## What is asked
Starting at the line with "Decode this image" in it, reproduce each line below through the last one, exactly, and include nothing else.

[begin Listing]

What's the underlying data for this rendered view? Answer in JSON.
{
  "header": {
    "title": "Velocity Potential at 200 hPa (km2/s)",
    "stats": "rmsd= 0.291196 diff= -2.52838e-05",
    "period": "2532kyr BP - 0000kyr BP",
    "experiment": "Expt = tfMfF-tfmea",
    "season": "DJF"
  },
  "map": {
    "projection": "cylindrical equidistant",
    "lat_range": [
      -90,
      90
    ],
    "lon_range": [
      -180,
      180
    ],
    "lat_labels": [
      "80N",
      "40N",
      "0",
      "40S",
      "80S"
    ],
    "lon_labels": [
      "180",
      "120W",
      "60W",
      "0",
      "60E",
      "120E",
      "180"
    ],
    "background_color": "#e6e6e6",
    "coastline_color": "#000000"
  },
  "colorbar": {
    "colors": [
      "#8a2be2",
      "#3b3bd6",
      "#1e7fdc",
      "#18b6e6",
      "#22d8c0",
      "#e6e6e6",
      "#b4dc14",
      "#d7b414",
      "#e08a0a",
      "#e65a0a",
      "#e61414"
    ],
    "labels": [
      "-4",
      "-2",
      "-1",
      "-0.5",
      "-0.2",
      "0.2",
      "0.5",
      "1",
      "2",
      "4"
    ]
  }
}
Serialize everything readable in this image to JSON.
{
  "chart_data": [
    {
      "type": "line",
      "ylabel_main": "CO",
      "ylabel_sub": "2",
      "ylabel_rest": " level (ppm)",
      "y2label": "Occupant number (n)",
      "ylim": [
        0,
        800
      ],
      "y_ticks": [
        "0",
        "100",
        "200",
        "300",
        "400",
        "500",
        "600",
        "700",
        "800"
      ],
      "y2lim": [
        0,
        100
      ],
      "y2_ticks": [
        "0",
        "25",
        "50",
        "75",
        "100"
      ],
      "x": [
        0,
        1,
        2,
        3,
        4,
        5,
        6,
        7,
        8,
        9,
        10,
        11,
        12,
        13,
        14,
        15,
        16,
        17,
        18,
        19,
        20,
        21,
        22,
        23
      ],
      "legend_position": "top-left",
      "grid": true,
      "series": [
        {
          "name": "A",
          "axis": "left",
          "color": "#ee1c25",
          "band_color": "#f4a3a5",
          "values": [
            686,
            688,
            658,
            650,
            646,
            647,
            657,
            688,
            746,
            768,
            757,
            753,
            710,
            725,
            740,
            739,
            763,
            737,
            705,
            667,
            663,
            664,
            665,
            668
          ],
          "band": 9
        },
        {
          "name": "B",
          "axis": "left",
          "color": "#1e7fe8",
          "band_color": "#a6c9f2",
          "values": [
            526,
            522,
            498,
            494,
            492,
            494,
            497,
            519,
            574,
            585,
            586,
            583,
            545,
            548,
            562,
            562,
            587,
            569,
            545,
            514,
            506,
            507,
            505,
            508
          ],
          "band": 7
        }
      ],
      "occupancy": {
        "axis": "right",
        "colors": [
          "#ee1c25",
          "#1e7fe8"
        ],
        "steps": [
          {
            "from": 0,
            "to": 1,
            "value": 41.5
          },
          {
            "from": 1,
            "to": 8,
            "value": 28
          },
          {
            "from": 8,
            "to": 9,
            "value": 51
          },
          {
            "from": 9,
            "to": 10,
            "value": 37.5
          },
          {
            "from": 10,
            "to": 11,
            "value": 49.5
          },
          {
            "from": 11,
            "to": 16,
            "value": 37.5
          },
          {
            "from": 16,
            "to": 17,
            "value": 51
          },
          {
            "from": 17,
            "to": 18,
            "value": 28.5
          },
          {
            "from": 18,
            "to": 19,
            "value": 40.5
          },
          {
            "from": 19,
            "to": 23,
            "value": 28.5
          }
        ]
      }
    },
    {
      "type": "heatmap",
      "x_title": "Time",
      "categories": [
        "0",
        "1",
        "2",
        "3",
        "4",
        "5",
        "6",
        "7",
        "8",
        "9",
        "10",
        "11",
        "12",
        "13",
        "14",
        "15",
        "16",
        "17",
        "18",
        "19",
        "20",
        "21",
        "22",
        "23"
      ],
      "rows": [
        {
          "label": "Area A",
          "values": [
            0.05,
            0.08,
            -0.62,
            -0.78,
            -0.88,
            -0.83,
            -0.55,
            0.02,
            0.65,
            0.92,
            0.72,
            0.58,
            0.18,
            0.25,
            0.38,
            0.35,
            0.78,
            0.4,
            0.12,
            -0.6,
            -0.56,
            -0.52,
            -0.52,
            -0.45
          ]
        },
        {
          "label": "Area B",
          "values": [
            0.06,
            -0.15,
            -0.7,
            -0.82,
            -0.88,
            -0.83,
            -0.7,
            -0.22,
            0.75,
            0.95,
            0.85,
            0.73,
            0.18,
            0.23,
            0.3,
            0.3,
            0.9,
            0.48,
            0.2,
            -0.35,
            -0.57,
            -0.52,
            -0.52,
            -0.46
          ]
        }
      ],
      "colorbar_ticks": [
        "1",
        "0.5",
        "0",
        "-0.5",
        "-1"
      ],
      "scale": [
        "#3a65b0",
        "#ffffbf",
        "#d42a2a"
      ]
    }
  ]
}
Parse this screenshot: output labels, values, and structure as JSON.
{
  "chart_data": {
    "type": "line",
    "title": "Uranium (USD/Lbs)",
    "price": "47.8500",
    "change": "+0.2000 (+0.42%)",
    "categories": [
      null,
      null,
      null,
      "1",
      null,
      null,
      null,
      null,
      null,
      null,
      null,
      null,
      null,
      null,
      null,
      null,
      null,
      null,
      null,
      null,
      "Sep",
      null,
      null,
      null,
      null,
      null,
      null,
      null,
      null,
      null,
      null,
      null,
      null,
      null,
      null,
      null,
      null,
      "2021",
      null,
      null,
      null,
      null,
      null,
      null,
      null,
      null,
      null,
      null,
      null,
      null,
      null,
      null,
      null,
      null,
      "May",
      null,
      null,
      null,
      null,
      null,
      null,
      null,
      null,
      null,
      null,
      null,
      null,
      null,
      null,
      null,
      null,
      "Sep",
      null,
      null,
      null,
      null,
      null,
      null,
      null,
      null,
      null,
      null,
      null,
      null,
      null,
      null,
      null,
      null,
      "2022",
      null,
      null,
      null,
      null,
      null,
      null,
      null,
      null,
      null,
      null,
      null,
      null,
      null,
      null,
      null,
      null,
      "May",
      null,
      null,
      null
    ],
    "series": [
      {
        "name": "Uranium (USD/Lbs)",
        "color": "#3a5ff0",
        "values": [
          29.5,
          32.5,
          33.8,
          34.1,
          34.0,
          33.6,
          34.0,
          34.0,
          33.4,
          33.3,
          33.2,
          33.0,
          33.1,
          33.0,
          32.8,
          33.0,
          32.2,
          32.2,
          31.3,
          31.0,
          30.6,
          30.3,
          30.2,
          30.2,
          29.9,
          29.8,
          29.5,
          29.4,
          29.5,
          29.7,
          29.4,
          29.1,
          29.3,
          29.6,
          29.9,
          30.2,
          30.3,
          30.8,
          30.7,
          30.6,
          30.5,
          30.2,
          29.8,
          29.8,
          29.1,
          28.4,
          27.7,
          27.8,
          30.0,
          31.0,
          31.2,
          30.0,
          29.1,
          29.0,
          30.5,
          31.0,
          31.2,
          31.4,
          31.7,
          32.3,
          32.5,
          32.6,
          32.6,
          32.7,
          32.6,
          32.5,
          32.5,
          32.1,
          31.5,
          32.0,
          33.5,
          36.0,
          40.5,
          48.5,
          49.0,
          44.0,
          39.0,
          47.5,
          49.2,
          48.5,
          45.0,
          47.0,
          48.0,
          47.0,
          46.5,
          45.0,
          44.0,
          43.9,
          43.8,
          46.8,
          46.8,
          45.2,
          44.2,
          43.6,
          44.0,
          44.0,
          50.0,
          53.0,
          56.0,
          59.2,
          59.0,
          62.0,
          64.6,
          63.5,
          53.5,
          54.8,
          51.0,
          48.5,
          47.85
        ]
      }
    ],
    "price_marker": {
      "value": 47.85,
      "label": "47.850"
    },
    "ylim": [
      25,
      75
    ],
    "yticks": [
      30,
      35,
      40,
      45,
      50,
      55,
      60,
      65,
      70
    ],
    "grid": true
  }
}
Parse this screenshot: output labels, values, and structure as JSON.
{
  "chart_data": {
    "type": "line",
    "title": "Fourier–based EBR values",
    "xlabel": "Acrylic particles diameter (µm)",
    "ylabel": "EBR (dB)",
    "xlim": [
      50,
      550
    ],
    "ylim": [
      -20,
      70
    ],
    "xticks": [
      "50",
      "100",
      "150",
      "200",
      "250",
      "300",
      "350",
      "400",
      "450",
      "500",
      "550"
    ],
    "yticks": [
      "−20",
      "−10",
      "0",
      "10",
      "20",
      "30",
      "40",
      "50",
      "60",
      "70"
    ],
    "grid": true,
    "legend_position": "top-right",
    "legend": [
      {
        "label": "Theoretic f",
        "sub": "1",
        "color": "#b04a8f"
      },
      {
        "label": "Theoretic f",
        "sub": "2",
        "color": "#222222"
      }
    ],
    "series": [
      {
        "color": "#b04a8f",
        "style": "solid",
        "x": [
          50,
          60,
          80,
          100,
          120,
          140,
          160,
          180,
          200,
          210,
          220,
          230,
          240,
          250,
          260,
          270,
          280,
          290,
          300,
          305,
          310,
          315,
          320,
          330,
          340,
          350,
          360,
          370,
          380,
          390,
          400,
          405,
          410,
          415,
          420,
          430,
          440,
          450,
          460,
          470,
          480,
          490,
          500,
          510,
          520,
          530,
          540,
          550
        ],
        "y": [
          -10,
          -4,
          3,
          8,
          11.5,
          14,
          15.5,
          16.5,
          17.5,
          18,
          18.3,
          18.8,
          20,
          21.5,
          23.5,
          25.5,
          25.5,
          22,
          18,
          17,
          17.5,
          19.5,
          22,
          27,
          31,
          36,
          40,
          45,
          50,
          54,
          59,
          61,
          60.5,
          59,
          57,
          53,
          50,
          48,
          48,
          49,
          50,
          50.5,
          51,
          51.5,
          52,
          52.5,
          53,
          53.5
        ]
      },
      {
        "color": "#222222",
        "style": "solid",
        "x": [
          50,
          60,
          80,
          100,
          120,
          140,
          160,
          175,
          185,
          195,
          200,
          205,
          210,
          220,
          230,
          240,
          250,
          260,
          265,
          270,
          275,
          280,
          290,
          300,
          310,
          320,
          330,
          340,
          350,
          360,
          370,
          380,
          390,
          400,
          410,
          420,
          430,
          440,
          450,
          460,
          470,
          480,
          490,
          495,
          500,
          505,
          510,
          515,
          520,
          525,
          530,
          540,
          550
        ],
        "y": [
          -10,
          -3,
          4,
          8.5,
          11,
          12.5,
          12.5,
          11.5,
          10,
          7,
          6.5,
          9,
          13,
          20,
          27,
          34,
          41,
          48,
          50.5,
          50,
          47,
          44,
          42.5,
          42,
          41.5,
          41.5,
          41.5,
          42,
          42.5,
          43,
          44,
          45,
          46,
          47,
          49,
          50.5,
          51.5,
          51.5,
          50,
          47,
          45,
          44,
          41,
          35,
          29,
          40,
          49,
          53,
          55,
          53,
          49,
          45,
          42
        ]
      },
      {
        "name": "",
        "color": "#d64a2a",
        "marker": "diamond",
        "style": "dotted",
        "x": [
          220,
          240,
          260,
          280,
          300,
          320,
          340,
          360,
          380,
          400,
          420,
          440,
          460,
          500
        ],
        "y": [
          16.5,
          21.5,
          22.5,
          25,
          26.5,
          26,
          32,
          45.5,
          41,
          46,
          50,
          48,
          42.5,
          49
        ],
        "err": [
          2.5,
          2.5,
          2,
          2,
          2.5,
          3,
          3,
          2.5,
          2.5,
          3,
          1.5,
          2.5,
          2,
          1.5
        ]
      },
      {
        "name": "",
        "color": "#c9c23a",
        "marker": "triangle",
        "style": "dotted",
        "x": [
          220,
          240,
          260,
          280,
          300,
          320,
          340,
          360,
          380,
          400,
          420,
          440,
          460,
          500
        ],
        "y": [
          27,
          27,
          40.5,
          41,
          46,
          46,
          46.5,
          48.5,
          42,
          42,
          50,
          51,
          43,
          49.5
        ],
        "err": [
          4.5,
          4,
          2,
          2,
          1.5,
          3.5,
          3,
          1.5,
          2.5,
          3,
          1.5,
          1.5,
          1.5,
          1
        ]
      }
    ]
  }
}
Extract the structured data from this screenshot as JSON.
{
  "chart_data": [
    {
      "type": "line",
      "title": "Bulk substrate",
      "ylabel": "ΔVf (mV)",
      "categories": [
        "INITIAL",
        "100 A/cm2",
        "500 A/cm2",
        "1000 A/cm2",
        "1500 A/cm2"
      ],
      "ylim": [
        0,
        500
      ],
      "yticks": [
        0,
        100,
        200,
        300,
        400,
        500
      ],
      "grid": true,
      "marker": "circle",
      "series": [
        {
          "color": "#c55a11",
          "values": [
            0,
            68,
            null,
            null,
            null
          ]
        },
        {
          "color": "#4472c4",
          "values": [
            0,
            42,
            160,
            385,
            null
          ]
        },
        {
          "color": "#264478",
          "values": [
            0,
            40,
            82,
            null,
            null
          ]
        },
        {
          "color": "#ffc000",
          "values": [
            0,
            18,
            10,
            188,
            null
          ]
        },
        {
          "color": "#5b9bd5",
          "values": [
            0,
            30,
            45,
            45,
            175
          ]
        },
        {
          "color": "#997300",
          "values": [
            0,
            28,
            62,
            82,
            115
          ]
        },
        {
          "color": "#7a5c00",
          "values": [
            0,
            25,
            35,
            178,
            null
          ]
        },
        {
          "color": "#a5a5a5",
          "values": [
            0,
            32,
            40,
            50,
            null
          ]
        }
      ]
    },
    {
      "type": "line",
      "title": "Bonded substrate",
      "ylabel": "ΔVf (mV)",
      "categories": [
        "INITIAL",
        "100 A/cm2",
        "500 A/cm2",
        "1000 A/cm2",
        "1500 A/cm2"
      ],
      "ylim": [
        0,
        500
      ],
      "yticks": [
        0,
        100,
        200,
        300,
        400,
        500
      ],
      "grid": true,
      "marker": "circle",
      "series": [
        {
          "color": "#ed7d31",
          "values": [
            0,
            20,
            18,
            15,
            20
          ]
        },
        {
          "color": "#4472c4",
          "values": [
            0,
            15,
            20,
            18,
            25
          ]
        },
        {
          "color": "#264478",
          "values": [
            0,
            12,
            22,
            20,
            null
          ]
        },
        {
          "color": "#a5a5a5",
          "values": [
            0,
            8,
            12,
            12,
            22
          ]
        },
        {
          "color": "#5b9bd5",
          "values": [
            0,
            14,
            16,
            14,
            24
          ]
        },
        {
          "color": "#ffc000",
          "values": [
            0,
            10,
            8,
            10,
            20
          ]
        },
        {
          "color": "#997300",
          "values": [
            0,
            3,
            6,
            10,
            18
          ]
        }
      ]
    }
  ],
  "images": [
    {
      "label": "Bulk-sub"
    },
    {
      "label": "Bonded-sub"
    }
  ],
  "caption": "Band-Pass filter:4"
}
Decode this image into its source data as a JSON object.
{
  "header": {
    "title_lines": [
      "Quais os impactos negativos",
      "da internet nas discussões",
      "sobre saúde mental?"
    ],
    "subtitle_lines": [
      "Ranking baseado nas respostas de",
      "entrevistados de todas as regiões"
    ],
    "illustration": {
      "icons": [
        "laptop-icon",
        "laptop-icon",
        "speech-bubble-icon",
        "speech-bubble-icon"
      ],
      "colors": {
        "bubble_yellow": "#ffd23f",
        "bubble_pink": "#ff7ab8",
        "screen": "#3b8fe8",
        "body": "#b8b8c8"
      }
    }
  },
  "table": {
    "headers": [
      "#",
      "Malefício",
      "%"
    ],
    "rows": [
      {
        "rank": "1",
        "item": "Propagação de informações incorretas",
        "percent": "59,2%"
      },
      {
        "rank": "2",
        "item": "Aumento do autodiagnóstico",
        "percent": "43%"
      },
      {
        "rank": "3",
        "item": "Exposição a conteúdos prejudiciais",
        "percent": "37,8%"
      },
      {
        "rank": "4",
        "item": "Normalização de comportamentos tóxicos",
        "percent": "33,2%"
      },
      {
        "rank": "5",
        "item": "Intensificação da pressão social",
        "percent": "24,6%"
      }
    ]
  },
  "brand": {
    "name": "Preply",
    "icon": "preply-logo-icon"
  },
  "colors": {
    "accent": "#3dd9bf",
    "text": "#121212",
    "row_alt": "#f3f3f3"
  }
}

[end Listing]

## The completed task
Decode this image into its source data as a JSON object.
{
  "header": {
    "title_lines": [
      "Quais os impactos negativos",
      "da internet nas discussões",
      "sobre saúde mental?"
    ],
    "subtitle_lines": [
      "Ranking baseado nas respostas de",
      "entrevistados de todas as regiões"
    ],
    "illustration": {
      "icons": [
        "laptop-icon",
        "laptop-icon",
        "speech-bubble-icon",
        "speech-bubble-icon"
      ],
      "colors": {
        "bubble_yellow": "#ffd23f",
        "bubble_pink": "#ff7ab8",
        "screen": "#3b8fe8",
        "body": "#b8b8c8"
      }
    }
  },
  "table": {
    "headers": [
      "#",
      "Malefício",
      "%"
    ],
    "rows": [
      {
        "rank": "1",
        "item": "Propagação de informações incorretas",
        "percent": "59,2%"
      },
      {
        "rank": "2",
        "item": "Aumento do autodiagnóstico",
        "percent": "43%"
      },
      {
        "rank": "3",
        "item": "Exposição a conteúdos prejudiciais",
        "percent": "37,8%"
      },
      {
        "rank": "4",
        "item": "Normalização de comportamentos tóxicos",
        "percent": "33,2%"
      },
      {
        "rank": "5",
        "item": "Intensificação da pressão social",
        "percent": "24,6%"
      }
    ]
  },
  "brand": {
    "name": "Preply",
    "icon": "preply-logo-icon"
  },
  "colors": {
    "accent": "#3dd9bf",
    "text": "#121212",
    "row_alt": "#f3f3f3"
  }
}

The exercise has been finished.